To be done
Scan the listing below. Report each line that includes "this".

Start of Given data

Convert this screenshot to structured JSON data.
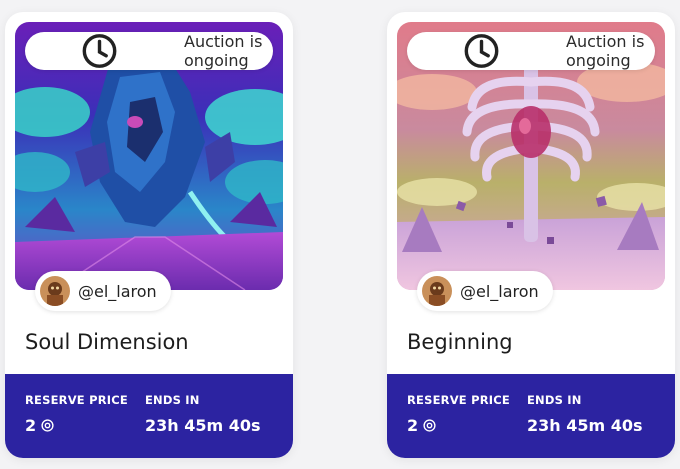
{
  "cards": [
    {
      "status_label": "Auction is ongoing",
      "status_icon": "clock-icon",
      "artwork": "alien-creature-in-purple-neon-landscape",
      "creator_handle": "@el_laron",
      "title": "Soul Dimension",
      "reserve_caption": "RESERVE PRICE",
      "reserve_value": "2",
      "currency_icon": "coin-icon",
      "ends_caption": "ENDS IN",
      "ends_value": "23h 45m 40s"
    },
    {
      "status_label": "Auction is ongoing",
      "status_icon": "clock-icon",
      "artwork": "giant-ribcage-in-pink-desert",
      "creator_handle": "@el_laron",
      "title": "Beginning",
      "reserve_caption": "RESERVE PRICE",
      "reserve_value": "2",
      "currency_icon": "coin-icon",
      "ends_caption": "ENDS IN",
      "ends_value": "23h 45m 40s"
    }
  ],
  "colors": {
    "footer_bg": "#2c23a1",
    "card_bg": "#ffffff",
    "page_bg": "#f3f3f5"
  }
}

End of Given data
Start of Given data

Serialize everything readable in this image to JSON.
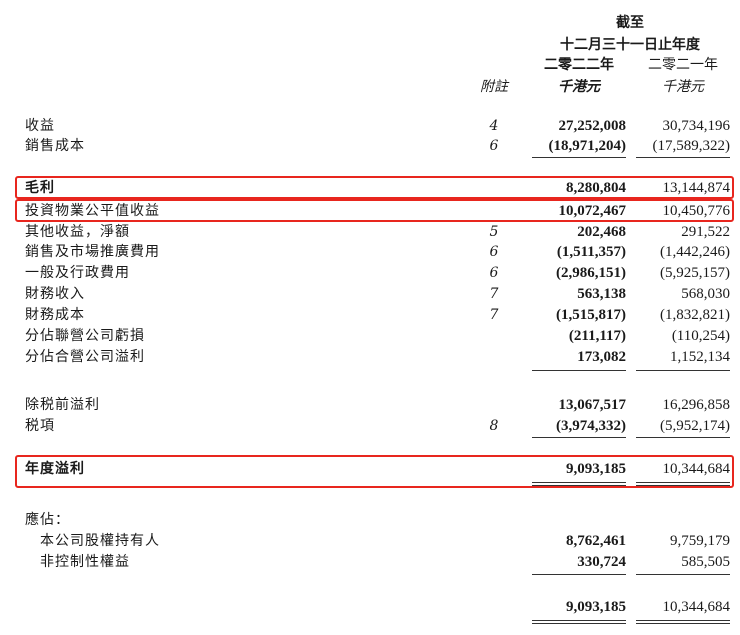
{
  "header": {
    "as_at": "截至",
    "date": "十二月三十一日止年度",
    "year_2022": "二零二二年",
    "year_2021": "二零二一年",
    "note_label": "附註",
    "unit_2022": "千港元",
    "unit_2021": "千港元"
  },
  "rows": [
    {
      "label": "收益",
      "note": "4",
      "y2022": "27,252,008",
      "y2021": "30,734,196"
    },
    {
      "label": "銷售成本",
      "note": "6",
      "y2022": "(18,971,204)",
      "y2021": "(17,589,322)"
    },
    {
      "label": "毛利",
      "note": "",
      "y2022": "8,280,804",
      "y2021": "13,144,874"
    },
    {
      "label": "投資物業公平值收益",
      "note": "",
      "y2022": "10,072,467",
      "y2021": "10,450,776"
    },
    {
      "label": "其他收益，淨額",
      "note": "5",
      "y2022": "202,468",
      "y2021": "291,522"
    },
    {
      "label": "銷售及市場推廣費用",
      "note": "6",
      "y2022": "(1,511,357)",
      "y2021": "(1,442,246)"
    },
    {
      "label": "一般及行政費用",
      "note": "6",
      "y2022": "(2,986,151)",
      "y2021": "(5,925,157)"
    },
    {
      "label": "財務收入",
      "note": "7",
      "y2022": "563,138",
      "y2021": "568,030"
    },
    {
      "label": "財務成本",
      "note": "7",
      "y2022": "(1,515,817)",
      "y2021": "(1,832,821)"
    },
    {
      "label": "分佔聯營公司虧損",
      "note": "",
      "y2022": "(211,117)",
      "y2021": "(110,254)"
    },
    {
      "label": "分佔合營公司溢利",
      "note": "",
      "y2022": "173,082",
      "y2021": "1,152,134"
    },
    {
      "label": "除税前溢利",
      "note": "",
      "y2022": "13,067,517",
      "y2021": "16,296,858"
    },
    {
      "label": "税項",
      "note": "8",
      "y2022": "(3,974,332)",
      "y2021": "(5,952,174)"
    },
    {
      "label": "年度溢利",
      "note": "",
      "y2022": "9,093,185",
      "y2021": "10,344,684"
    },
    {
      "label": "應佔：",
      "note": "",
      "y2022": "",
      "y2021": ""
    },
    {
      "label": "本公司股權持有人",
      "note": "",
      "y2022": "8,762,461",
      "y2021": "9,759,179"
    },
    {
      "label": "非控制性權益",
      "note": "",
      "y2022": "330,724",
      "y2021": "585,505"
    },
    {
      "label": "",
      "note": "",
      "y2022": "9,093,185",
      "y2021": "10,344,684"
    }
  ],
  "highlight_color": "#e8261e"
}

End of Given data

Complete output
Convert this screenshot to structured JSON data.
Serialize everything readable in this image to JSON.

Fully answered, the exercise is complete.